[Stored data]
==============================

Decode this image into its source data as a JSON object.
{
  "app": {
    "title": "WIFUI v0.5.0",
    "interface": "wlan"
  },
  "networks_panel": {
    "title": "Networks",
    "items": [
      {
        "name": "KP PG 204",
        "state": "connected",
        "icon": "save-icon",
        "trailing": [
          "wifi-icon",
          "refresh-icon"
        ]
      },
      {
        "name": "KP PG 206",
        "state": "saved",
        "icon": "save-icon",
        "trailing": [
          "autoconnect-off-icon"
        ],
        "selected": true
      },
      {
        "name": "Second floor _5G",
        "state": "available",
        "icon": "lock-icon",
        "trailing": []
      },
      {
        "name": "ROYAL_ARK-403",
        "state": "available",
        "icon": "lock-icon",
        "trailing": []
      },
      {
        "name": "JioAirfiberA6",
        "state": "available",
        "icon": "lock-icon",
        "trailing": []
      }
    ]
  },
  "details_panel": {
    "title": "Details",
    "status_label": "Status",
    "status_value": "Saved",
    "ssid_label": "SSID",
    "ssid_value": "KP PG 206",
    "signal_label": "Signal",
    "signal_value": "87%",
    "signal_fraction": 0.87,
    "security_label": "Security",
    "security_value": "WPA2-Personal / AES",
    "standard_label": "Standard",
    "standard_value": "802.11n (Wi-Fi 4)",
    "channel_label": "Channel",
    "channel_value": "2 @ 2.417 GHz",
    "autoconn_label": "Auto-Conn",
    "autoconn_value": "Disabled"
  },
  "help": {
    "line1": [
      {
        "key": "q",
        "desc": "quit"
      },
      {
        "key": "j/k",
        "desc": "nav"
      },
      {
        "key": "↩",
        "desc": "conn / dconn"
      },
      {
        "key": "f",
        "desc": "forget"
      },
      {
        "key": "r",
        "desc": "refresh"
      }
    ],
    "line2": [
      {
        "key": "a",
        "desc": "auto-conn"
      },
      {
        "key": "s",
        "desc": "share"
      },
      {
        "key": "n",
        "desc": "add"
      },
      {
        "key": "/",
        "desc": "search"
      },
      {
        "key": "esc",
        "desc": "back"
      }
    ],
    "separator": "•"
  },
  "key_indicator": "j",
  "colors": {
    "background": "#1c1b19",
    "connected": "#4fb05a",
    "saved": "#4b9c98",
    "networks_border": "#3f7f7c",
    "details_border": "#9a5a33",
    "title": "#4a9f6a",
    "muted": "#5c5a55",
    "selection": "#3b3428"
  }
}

==============================

▶ _Task requirements_
Return all of the data precisely as it appears.

▶ _Correct output_
Decode this image into its source data as a JSON object.
{
  "app": {
    "title": "WIFUI v0.5.0",
    "interface": "wlan"
  },
  "networks_panel": {
    "title": "Networks",
    "items": [
      {
        "name": "KP PG 204",
        "state": "connected",
        "icon": "save-icon",
        "trailing": [
          "wifi-icon",
          "refresh-icon"
        ]
      },
      {
        "name": "KP PG 206",
        "state": "saved",
        "icon": "save-icon",
        "trailing": [
          "autoconnect-off-icon"
        ],
        "selected": true
      },
      {
        "name": "Second floor _5G",
        "state": "available",
        "icon": "lock-icon",
        "trailing": []
      },
      {
        "name": "ROYAL_ARK-403",
        "state": "available",
        "icon": "lock-icon",
        "trailing": []
      },
      {
        "name": "JioAirfiberA6",
        "state": "available",
        "icon": "lock-icon",
        "trailing": []
      }
    ]
  },
  "details_panel": {
    "title": "Details",
    "status_label": "Status",
    "status_value": "Saved",
    "ssid_label": "SSID",
    "ssid_value": "KP PG 206",
    "signal_label": "Signal",
    "signal_value": "87%",
    "signal_fraction": 0.87,
    "security_label": "Security",
    "security_value": "WPA2-Personal / AES",
    "standard_label": "Standard",
    "standard_value": "802.11n (Wi-Fi 4)",
    "channel_label": "Channel",
    "channel_value": "2 @ 2.417 GHz",
    "autoconn_label": "Auto-Conn",
    "autoconn_value": "Disabled"
  },
  "help": {
    "line1": [
      {
        "key": "q",
        "desc": "quit"
      },
      {
        "key": "j/k",
        "desc": "nav"
      },
      {
        "key": "↩",
        "desc": "conn / dconn"
      },
      {
        "key": "f",
        "desc": "forget"
      },
      {
        "key": "r",
        "desc": "refresh"
      }
    ],
    "line2": [
      {
        "key": "a",
        "desc": "auto-conn"
      },
      {
        "key": "s",
        "desc": "share"
      },
      {
        "key": "n",
        "desc": "add"
      },
      {
        "key": "/",
        "desc": "search"
      },
      {
        "key": "esc",
        "desc": "back"
      }
    ],
    "separator": "•"
  },
  "key_indicator": "j",
  "colors": {
    "background": "#1c1b19",
    "connected": "#4fb05a",
    "saved": "#4b9c98",
    "networks_border": "#3f7f7c",
    "details_border": "#9a5a33",
    "title": "#4a9f6a",
    "muted": "#5c5a55",
    "selection": "#3b3428"
  }
}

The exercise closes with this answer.